_Goal of the exercise_: Select from the data all lines with the word "normativa".

[Extracted records]
═══
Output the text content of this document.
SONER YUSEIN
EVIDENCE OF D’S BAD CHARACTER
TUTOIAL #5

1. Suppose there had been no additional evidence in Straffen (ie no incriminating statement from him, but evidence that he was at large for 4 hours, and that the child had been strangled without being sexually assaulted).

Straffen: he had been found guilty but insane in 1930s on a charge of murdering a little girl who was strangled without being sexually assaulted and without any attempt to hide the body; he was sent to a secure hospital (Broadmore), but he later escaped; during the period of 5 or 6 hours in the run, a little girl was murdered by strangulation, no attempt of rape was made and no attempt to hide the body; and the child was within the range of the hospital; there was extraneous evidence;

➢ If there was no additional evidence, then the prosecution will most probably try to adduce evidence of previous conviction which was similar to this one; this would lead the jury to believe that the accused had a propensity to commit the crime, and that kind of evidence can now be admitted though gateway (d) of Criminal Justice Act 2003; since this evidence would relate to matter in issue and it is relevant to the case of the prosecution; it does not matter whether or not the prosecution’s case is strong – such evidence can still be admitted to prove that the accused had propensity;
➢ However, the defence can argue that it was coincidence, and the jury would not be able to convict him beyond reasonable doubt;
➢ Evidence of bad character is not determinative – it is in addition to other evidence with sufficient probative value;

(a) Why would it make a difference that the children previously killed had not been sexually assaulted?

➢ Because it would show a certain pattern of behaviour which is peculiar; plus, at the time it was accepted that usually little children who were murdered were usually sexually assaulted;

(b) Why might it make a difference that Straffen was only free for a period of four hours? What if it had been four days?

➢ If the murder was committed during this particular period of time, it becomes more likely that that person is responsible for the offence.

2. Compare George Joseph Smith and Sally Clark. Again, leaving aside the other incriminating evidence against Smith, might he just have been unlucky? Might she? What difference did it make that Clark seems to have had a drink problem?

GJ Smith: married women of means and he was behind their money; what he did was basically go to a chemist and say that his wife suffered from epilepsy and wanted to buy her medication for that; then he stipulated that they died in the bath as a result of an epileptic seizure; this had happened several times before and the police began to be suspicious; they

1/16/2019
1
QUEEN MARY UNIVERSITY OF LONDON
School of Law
═══
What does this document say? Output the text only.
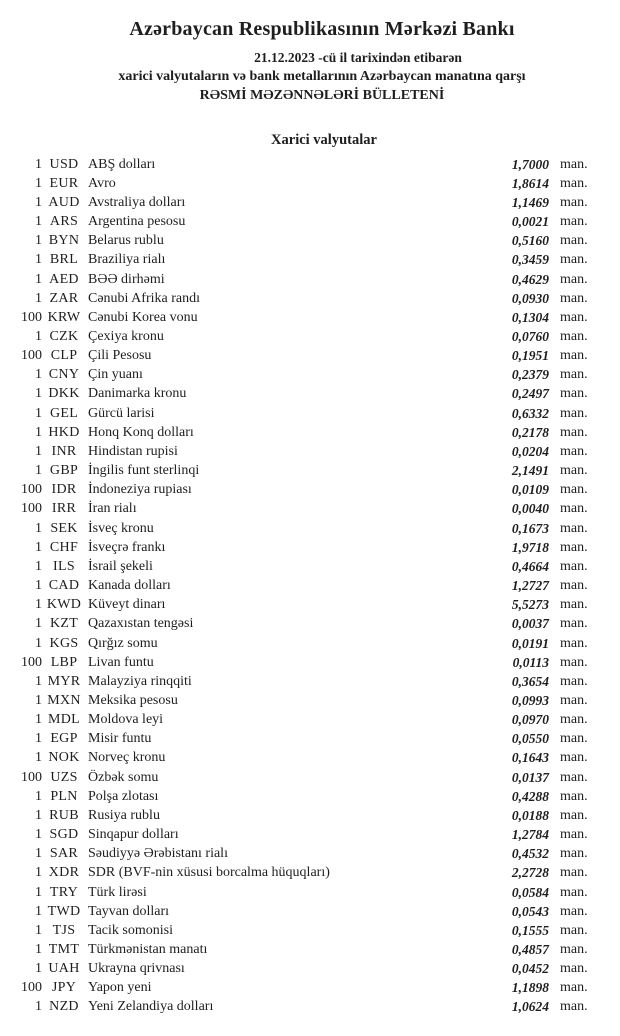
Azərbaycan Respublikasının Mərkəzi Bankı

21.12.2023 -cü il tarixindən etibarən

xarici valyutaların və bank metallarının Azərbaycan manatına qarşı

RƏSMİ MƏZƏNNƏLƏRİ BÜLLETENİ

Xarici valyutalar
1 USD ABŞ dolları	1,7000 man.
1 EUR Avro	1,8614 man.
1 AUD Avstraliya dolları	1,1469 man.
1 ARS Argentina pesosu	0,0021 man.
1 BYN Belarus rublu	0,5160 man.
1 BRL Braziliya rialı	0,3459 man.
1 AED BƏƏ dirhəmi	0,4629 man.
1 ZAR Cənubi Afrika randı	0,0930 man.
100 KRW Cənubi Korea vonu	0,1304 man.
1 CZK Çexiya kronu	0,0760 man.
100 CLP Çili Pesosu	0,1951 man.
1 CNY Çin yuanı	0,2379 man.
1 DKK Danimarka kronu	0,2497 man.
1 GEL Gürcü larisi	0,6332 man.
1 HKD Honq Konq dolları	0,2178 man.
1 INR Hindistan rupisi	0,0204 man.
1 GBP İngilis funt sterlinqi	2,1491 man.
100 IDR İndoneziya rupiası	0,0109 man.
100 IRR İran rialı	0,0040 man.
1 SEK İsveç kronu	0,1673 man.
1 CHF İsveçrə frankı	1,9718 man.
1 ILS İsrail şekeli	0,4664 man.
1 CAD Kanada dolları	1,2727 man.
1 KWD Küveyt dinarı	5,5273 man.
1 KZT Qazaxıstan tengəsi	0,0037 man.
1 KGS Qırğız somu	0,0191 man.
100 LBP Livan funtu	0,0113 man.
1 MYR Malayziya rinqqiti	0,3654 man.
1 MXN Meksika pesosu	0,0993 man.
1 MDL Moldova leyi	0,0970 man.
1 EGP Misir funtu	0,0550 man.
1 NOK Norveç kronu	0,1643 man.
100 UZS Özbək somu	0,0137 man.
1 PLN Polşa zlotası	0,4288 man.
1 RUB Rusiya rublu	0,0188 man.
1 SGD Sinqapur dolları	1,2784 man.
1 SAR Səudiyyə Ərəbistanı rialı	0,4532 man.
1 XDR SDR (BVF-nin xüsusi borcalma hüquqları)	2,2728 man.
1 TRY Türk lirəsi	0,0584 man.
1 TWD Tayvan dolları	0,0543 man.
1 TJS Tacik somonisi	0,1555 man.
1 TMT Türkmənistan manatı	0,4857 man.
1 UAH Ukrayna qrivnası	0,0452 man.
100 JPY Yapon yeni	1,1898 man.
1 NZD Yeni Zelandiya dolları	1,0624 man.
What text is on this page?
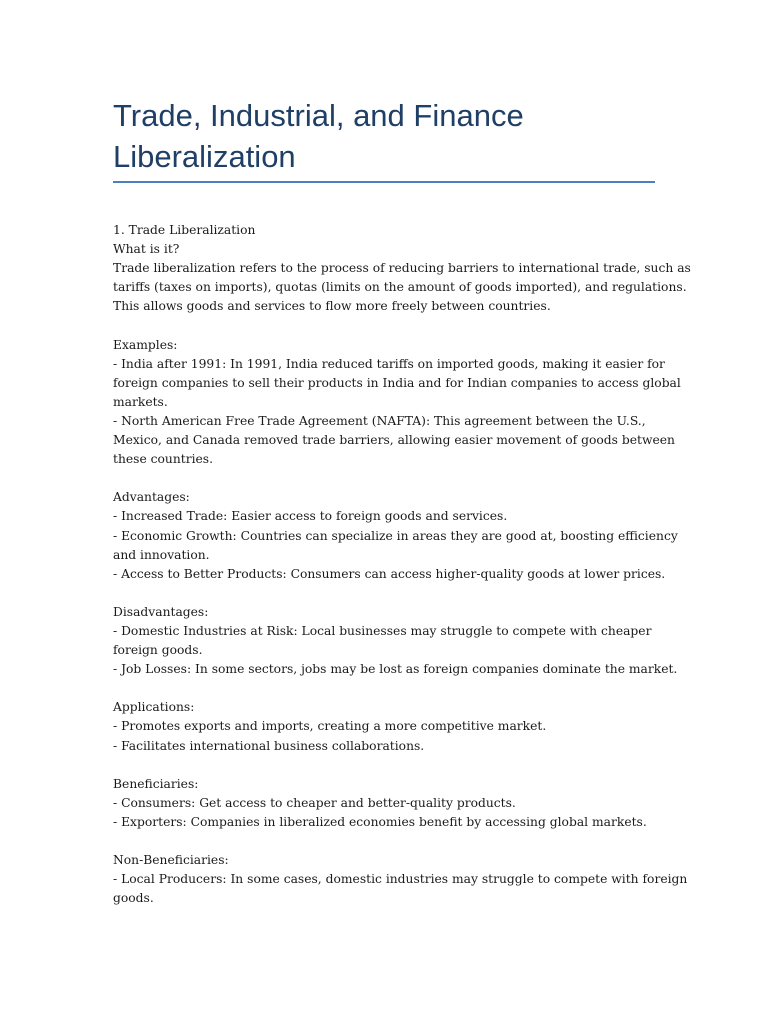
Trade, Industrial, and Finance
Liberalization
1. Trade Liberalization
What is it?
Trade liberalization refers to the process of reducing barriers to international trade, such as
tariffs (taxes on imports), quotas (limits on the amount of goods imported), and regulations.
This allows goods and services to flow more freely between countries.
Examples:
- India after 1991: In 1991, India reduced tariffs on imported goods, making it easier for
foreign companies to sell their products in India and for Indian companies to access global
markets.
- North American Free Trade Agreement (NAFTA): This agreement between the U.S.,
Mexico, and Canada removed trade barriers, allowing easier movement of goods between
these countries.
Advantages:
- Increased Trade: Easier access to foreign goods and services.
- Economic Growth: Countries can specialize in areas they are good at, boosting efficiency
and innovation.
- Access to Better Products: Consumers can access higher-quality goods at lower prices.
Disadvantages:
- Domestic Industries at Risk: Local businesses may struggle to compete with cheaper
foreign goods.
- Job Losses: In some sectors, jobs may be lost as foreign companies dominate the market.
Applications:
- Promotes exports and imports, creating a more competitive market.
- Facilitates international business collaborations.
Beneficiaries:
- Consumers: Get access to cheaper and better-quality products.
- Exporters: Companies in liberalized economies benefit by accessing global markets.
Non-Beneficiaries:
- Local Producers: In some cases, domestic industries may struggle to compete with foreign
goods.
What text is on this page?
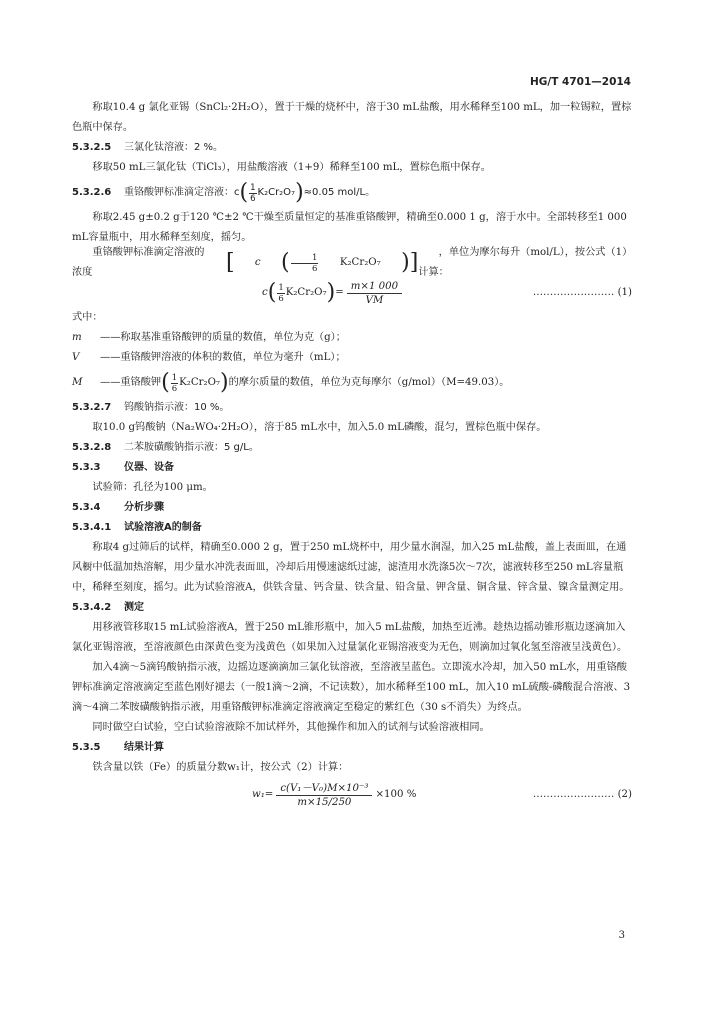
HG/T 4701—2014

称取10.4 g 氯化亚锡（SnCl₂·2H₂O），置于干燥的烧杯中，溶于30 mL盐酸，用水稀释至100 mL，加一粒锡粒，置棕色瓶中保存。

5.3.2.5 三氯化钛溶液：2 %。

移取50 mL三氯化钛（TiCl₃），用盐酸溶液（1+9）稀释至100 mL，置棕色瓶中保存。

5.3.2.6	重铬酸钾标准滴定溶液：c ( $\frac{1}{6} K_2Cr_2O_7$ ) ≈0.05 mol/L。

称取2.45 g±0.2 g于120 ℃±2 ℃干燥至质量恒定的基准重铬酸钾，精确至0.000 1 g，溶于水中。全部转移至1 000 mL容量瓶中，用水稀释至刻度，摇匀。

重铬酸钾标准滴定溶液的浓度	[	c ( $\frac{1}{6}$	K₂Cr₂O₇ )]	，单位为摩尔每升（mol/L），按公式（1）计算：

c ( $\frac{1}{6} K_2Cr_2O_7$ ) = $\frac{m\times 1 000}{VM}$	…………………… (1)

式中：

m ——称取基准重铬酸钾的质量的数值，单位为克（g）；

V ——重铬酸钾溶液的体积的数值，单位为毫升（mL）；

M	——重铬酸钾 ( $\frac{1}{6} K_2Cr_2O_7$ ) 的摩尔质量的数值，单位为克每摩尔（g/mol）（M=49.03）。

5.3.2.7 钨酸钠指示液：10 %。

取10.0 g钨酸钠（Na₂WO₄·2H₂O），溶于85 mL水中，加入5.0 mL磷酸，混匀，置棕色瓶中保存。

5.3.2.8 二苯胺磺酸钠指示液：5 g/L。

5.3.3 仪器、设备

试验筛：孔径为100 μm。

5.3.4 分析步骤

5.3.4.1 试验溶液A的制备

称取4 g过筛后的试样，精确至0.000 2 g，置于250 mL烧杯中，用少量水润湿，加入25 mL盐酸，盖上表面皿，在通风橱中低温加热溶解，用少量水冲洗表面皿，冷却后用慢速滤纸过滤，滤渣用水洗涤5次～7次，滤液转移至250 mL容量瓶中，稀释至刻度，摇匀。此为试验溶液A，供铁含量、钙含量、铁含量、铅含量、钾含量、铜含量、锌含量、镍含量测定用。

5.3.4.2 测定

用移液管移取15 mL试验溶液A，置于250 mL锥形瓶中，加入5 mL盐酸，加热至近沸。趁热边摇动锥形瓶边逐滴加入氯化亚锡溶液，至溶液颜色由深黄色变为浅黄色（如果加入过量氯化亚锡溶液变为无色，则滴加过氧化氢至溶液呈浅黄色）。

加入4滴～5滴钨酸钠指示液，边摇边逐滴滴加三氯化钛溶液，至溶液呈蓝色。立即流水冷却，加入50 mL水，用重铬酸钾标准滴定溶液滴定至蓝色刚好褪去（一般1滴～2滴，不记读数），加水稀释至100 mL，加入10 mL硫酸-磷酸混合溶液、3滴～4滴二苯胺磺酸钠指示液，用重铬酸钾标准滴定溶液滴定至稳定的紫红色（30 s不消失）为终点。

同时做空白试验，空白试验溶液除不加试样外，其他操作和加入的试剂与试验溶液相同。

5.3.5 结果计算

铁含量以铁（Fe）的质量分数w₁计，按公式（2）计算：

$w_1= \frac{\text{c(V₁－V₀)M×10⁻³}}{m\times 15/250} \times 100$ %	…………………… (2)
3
═══
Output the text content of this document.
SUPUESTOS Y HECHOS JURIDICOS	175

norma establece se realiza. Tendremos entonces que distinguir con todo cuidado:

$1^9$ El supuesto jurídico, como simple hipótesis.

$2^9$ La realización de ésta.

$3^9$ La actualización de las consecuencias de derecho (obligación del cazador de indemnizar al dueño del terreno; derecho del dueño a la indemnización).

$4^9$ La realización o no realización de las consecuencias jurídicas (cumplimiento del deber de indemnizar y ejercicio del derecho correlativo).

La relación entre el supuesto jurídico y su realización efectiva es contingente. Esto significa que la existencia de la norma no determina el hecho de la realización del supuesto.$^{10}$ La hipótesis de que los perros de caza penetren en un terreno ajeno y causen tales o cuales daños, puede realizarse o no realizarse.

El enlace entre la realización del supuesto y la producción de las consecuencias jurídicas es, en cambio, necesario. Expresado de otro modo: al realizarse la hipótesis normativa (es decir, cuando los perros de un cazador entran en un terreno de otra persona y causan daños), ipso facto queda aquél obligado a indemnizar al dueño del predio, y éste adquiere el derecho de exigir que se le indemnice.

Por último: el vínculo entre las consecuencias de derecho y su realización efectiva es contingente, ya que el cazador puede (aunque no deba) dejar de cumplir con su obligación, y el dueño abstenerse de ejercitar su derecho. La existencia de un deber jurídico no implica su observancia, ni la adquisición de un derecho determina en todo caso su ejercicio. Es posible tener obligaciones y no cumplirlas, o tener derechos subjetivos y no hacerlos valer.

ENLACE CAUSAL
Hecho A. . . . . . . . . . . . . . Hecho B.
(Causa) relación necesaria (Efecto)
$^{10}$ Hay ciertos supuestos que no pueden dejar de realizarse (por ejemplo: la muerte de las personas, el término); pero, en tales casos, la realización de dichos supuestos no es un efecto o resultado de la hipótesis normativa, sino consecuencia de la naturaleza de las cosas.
═══
_Response to this exercise_:
El enlace entre la realización del supuesto y la producción de las consecuencias jurídicas es, en cambio, necesario. Expresado de otro modo: al realizarse la hipótesis normativa (es decir, cuando los perros de un cazador entran en un terreno de otra persona y causan daños), ipso facto queda aquél obligado a indemnizar al dueño del predio, y éste adquiere el derecho de exigir que se le indemnice.
$^{10}$ Hay ciertos supuestos que no pueden dejar de realizarse (por ejemplo: la muerte de las personas, el término); pero, en tales casos, la realización de dichos supuestos no es un efecto o resultado de la hipótesis normativa, sino consecuencia de la naturaleza de las cosas.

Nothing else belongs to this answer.